INFORMATION GIVEN ->
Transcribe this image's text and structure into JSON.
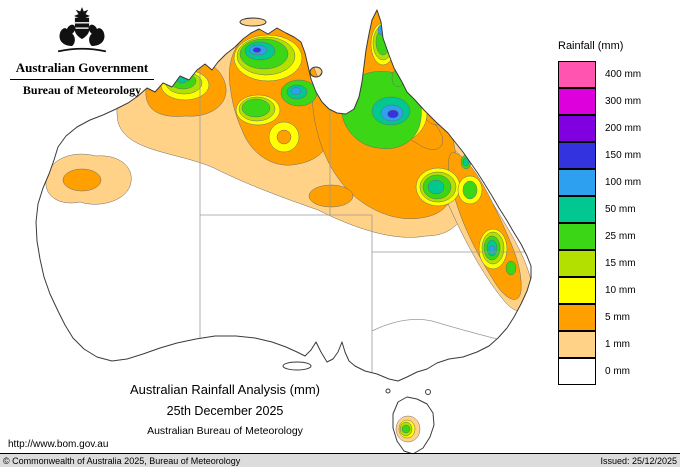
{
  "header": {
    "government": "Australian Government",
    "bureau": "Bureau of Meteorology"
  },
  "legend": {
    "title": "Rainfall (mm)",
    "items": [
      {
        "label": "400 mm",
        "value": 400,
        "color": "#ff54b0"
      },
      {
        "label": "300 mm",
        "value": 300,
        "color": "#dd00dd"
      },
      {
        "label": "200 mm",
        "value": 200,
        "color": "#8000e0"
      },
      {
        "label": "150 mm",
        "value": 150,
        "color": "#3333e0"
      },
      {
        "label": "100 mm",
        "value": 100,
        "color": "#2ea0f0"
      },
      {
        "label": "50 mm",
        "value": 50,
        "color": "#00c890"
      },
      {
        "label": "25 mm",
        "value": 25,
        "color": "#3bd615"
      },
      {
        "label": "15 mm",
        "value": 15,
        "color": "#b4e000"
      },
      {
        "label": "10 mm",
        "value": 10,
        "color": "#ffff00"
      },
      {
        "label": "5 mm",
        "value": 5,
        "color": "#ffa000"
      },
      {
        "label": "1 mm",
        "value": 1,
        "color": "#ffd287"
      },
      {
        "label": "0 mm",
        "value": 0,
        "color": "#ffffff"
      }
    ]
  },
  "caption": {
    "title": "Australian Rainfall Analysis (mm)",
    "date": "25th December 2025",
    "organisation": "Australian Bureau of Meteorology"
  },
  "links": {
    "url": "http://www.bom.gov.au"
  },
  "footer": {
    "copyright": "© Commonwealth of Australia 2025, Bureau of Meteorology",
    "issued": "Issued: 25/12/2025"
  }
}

EXERCISE DETAILS ->
Copy every record character for character. Skip the pictures.

TASK RESPONSE ->
Transcribe this image's text and structure into JSON.
{
  "header": {
    "government": "Australian Government",
    "bureau": "Bureau of Meteorology"
  },
  "legend": {
    "title": "Rainfall (mm)",
    "items": [
      {
        "label": "400 mm",
        "value": 400,
        "color": "#ff54b0"
      },
      {
        "label": "300 mm",
        "value": 300,
        "color": "#dd00dd"
      },
      {
        "label": "200 mm",
        "value": 200,
        "color": "#8000e0"
      },
      {
        "label": "150 mm",
        "value": 150,
        "color": "#3333e0"
      },
      {
        "label": "100 mm",
        "value": 100,
        "color": "#2ea0f0"
      },
      {
        "label": "50 mm",
        "value": 50,
        "color": "#00c890"
      },
      {
        "label": "25 mm",
        "value": 25,
        "color": "#3bd615"
      },
      {
        "label": "15 mm",
        "value": 15,
        "color": "#b4e000"
      },
      {
        "label": "10 mm",
        "value": 10,
        "color": "#ffff00"
      },
      {
        "label": "5 mm",
        "value": 5,
        "color": "#ffa000"
      },
      {
        "label": "1 mm",
        "value": 1,
        "color": "#ffd287"
      },
      {
        "label": "0 mm",
        "value": 0,
        "color": "#ffffff"
      }
    ]
  },
  "caption": {
    "title": "Australian Rainfall Analysis (mm)",
    "date": "25th December 2025",
    "organisation": "Australian Bureau of Meteorology"
  },
  "links": {
    "url": "http://www.bom.gov.au"
  },
  "footer": {
    "copyright": "© Commonwealth of Australia 2025, Bureau of Meteorology",
    "issued": "Issued: 25/12/2025"
  }
}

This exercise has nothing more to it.